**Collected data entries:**
☆ ☆ ☆
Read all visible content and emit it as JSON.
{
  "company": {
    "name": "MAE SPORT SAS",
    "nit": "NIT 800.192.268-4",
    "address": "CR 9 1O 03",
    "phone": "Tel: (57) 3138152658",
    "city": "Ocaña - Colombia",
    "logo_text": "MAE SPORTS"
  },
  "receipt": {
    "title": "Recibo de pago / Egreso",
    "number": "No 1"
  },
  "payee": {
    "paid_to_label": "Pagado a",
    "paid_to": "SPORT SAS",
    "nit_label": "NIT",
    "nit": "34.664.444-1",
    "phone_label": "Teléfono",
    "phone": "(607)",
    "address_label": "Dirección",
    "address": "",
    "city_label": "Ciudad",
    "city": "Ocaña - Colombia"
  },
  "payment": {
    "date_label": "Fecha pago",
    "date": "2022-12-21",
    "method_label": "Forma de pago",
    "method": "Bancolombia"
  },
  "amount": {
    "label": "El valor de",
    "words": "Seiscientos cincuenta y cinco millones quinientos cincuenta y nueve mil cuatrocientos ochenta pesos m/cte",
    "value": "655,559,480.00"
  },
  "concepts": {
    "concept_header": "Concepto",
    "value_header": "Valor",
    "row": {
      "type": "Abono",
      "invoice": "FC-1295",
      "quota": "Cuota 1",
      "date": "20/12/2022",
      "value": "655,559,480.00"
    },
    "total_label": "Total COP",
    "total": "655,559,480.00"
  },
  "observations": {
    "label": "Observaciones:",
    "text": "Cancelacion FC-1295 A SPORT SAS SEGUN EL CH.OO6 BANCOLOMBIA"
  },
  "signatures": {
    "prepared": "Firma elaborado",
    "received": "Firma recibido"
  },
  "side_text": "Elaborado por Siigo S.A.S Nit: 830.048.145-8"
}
☆ ☆ ☆
**Exercise instructions:** Copy all the records above precisely.

**Output:**
Read all visible content and emit it as JSON.
{
  "company": {
    "name": "MAE SPORT SAS",
    "nit": "NIT 800.192.268-4",
    "address": "CR 9 1O 03",
    "phone": "Tel: (57) 3138152658",
    "city": "Ocaña - Colombia",
    "logo_text": "MAE SPORTS"
  },
  "receipt": {
    "title": "Recibo de pago / Egreso",
    "number": "No 1"
  },
  "payee": {
    "paid_to_label": "Pagado a",
    "paid_to": "SPORT SAS",
    "nit_label": "NIT",
    "nit": "34.664.444-1",
    "phone_label": "Teléfono",
    "phone": "(607)",
    "address_label": "Dirección",
    "address": "",
    "city_label": "Ciudad",
    "city": "Ocaña - Colombia"
  },
  "payment": {
    "date_label": "Fecha pago",
    "date": "2022-12-21",
    "method_label": "Forma de pago",
    "method": "Bancolombia"
  },
  "amount": {
    "label": "El valor de",
    "words": "Seiscientos cincuenta y cinco millones quinientos cincuenta y nueve mil cuatrocientos ochenta pesos m/cte",
    "value": "655,559,480.00"
  },
  "concepts": {
    "concept_header": "Concepto",
    "value_header": "Valor",
    "row": {
      "type": "Abono",
      "invoice": "FC-1295",
      "quota": "Cuota 1",
      "date": "20/12/2022",
      "value": "655,559,480.00"
    },
    "total_label": "Total COP",
    "total": "655,559,480.00"
  },
  "observations": {
    "label": "Observaciones:",
    "text": "Cancelacion FC-1295 A SPORT SAS SEGUN EL CH.OO6 BANCOLOMBIA"
  },
  "signatures": {
    "prepared": "Firma elaborado",
    "received": "Firma recibido"
  },
  "side_text": "Elaborado por Siigo S.A.S Nit: 830.048.145-8"
}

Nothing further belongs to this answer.